* Exercise prompt *
Go through the material and write it all out exactly, minus the pictures.

* Provided data *
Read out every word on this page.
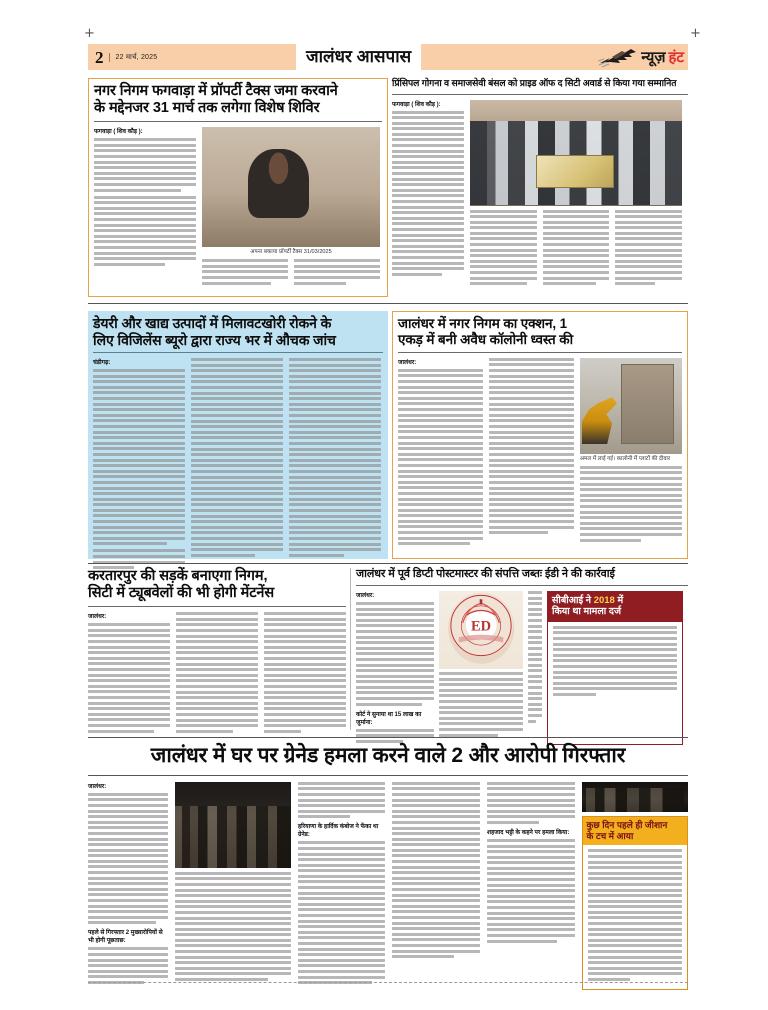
+	+
2	22 मार्च, 2025	जालंधर आसपास	न्यूज़ हंट
नगर निगम फगवाड़ा में प्रॉपर्टी टैक्स जमा करवाने
के मद्देनजर 31 मार्च तक लगेगा विशेष शिविर
फगवाड़ा ( शिव कौड़ ):
अपना बकाया प्रॉपर्टी टैक्स 31/03/2025
प्रिंसिपल गोगना व समाजसेवी बंसल को प्राइड ऑफ द सिटी अवार्ड से किया गया सम्मानित
फगवाड़ा ( शिव कौड़ ):
डेयरी और खाद्य उत्पादों में मिलावटखोरी रोकने के
लिए विजिलेंस ब्यूरो द्वारा राज्य भर में औचक जांच
चंडीगढ़:
जालंधर में नगर निगम का एक्शन, 1
एकड़ में बनी अवैध कॉलोनी ध्वस्त की
जालंधर:
अमल में लाई गई। कालोनी में प्लाटों की दीवार
करतारपुर की सड़कें बनाएगा निगम,
सिटी में ट्यूबवेलों की भी होगी मेंटनेंस
जालंधर:
जालंधर में पूर्व डिप्टी पोस्टमास्टर की संपत्ति जब्तः ईडी ने की कार्रवाई
जालंधर:
कोर्ट ने सुनाया था 15 लाख का जुर्माना:
ED
सीबीआई ने 2018 में
किया था मामला दर्ज
जालंधर में घर पर ग्रेनेड हमला करने वाले 2 और आरोपी गिरफ्तार
जालंधर:
पहले से गिरफ्तार 2 मुख्यारोपियों से भी होगी पूछताछ:
हरियाणा के हार्दिक कंबोज ने फेंका था ग्रेनेड:	शहजाद भट्टी के कहने पर हमला किया:
कुछ दिन पहले ही जीशान
के टच में आया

* Written solution *
Read out every word on this page.
+	+
2	22 मार्च, 2025	जालंधर आसपास	न्यूज़ हंट
नगर निगम फगवाड़ा में प्रॉपर्टी टैक्स जमा करवाने
के मद्देनजर 31 मार्च तक लगेगा विशेष शिविर
फगवाड़ा ( शिव कौड़ ):
अपना बकाया प्रॉपर्टी टैक्स 31/03/2025
प्रिंसिपल गोगना व समाजसेवी बंसल को प्राइड ऑफ द सिटी अवार्ड से किया गया सम्मानित
फगवाड़ा ( शिव कौड़ ):
डेयरी और खाद्य उत्पादों में मिलावटखोरी रोकने के
लिए विजिलेंस ब्यूरो द्वारा राज्य भर में औचक जांच
चंडीगढ़:
जालंधर में नगर निगम का एक्शन, 1
एकड़ में बनी अवैध कॉलोनी ध्वस्त की
जालंधर:
अमल में लाई गई। कालोनी में प्लाटों की दीवार
करतारपुर की सड़कें बनाएगा निगम,
सिटी में ट्यूबवेलों की भी होगी मेंटनेंस
जालंधर:
जालंधर में पूर्व डिप्टी पोस्टमास्टर की संपत्ति जब्तः ईडी ने की कार्रवाई
जालंधर:
कोर्ट ने सुनाया था 15 लाख का जुर्माना:
ED
सीबीआई ने 2018 में
किया था मामला दर्ज
जालंधर में घर पर ग्रेनेड हमला करने वाले 2 और आरोपी गिरफ्तार
जालंधर:
पहले से गिरफ्तार 2 मुख्यारोपियों से भी होगी पूछताछ:
हरियाणा के हार्दिक कंबोज ने फेंका था ग्रेनेड:	शहजाद भट्टी के कहने पर हमला किया:
कुछ दिन पहले ही जीशान
के टच में आया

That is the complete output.